*WHAT TO PRODUCE*.
Extract the complete listing and output it unchanged.

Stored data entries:
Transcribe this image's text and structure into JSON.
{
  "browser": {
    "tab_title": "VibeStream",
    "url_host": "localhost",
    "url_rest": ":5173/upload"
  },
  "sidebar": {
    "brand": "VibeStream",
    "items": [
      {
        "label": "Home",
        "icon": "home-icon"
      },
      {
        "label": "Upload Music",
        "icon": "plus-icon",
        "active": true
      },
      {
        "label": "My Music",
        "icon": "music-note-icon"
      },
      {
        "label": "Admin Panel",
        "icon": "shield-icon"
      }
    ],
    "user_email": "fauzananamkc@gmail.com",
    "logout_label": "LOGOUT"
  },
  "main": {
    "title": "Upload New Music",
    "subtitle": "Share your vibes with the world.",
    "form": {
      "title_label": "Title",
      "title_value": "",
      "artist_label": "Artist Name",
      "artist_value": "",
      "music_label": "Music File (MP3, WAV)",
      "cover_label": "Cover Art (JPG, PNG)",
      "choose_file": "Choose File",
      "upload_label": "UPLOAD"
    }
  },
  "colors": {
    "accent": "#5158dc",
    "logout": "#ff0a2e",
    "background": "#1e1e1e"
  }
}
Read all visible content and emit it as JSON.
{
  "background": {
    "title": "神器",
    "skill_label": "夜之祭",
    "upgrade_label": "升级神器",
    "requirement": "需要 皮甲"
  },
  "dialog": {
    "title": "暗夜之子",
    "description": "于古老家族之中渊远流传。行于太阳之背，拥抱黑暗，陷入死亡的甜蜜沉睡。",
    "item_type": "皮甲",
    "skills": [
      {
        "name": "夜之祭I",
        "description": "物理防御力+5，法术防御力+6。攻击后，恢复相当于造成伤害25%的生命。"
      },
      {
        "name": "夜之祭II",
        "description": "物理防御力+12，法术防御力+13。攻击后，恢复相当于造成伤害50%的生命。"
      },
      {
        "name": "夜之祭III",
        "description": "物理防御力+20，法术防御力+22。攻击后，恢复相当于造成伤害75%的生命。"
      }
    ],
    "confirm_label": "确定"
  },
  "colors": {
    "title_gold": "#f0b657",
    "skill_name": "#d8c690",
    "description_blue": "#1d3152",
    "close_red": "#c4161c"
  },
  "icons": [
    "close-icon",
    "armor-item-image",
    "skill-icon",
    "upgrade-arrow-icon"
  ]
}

*TASK OUTPUT*.
Transcribe this image's text and structure into JSON.
{
  "browser": {
    "tab_title": "VibeStream",
    "url_host": "localhost",
    "url_rest": ":5173/upload"
  },
  "sidebar": {
    "brand": "VibeStream",
    "items": [
      {
        "label": "Home",
        "icon": "home-icon"
      },
      {
        "label": "Upload Music",
        "icon": "plus-icon",
        "active": true
      },
      {
        "label": "My Music",
        "icon": "music-note-icon"
      },
      {
        "label": "Admin Panel",
        "icon": "shield-icon"
      }
    ],
    "user_email": "fauzananamkc@gmail.com",
    "logout_label": "LOGOUT"
  },
  "main": {
    "title": "Upload New Music",
    "subtitle": "Share your vibes with the world.",
    "form": {
      "title_label": "Title",
      "title_value": "",
      "artist_label": "Artist Name",
      "artist_value": "",
      "music_label": "Music File (MP3, WAV)",
      "cover_label": "Cover Art (JPG, PNG)",
      "choose_file": "Choose File",
      "upload_label": "UPLOAD"
    }
  },
  "colors": {
    "accent": "#5158dc",
    "logout": "#ff0a2e",
    "background": "#1e1e1e"
  }
}
Read all visible content and emit it as JSON.
{
  "background": {
    "title": "神器",
    "skill_label": "夜之祭",
    "upgrade_label": "升级神器",
    "requirement": "需要 皮甲"
  },
  "dialog": {
    "title": "暗夜之子",
    "description": "于古老家族之中渊远流传。行于太阳之背，拥抱黑暗，陷入死亡的甜蜜沉睡。",
    "item_type": "皮甲",
    "skills": [
      {
        "name": "夜之祭I",
        "description": "物理防御力+5，法术防御力+6。攻击后，恢复相当于造成伤害25%的生命。"
      },
      {
        "name": "夜之祭II",
        "description": "物理防御力+12，法术防御力+13。攻击后，恢复相当于造成伤害50%的生命。"
      },
      {
        "name": "夜之祭III",
        "description": "物理防御力+20，法术防御力+22。攻击后，恢复相当于造成伤害75%的生命。"
      }
    ],
    "confirm_label": "确定"
  },
  "colors": {
    "title_gold": "#f0b657",
    "skill_name": "#d8c690",
    "description_blue": "#1d3152",
    "close_red": "#c4161c"
  },
  "icons": [
    "close-icon",
    "armor-item-image",
    "skill-icon",
    "upgrade-arrow-icon"
  ]
}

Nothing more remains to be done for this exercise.